WRITTEN TASK:
Write out the material below again, unchanged.

RECORDS TO PROCESS:
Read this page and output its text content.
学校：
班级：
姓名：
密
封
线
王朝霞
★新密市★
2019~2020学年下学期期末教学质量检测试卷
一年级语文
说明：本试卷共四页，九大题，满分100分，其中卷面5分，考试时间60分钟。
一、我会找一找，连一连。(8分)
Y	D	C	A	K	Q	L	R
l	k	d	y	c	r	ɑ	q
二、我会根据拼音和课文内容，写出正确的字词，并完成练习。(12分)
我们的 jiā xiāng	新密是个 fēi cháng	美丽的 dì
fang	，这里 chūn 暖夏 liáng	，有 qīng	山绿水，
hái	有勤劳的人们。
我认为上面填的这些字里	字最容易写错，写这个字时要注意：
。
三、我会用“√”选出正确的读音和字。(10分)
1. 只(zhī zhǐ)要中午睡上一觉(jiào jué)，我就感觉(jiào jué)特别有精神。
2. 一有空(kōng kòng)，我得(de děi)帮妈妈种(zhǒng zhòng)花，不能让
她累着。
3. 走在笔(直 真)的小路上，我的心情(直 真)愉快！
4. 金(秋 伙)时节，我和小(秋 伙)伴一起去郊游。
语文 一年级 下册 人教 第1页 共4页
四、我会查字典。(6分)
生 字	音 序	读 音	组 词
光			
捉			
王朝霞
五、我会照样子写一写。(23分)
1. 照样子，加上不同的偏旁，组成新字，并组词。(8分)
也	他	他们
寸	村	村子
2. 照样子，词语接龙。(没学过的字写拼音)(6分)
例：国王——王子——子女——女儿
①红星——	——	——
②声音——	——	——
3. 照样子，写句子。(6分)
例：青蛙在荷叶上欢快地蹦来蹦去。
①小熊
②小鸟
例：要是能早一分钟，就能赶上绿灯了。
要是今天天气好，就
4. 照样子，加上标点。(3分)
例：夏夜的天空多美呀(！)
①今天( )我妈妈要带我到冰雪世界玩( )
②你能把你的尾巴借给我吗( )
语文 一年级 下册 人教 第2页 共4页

ANSWER TO THIS PROBLEM:
Read this page and output its text content.
学校：
班级：
姓名：
密
封
线
王朝霞
★新密市★
2019~2020学年下学期期末教学质量检测试卷
一年级语文
说明：本试卷共四页，九大题，满分100分，其中卷面5分，考试时间60分钟。
一、我会找一找，连一连。(8分)
Y	D	C	A	K	Q	L	R
l	k	d	y	c	r	ɑ	q
二、我会根据拼音和课文内容，写出正确的字词，并完成练习。(12分)
我们的 jiā xiāng	新密是个 fēi cháng	美丽的 dì
fang	，这里 chūn 暖夏 liáng	，有 qīng	山绿水，
hái	有勤劳的人们。
我认为上面填的这些字里	字最容易写错，写这个字时要注意：
。
三、我会用“√”选出正确的读音和字。(10分)
1. 只(zhī zhǐ)要中午睡上一觉(jiào jué)，我就感觉(jiào jué)特别有精神。
2. 一有空(kōng kòng)，我得(de děi)帮妈妈种(zhǒng zhòng)花，不能让
她累着。
3. 走在笔(直 真)的小路上，我的心情(直 真)愉快！
4. 金(秋 伙)时节，我和小(秋 伙)伴一起去郊游。
语文 一年级 下册 人教 第1页 共4页
四、我会查字典。(6分)
生 字	音 序	读 音	组 词
光			
捉			
王朝霞
五、我会照样子写一写。(23分)
1. 照样子，加上不同的偏旁，组成新字，并组词。(8分)
也	他	他们
寸	村	村子
2. 照样子，词语接龙。(没学过的字写拼音)(6分)
例：国王——王子——子女——女儿
①红星——	——	——
②声音——	——	——
3. 照样子，写句子。(6分)
例：青蛙在荷叶上欢快地蹦来蹦去。
①小熊
②小鸟
例：要是能早一分钟，就能赶上绿灯了。
要是今天天气好，就
4. 照样子，加上标点。(3分)
例：夏夜的天空多美呀(！)
①今天( )我妈妈要带我到冰雪世界玩( )
②你能把你的尾巴借给我吗( )
语文 一年级 下册 人教 第2页 共4页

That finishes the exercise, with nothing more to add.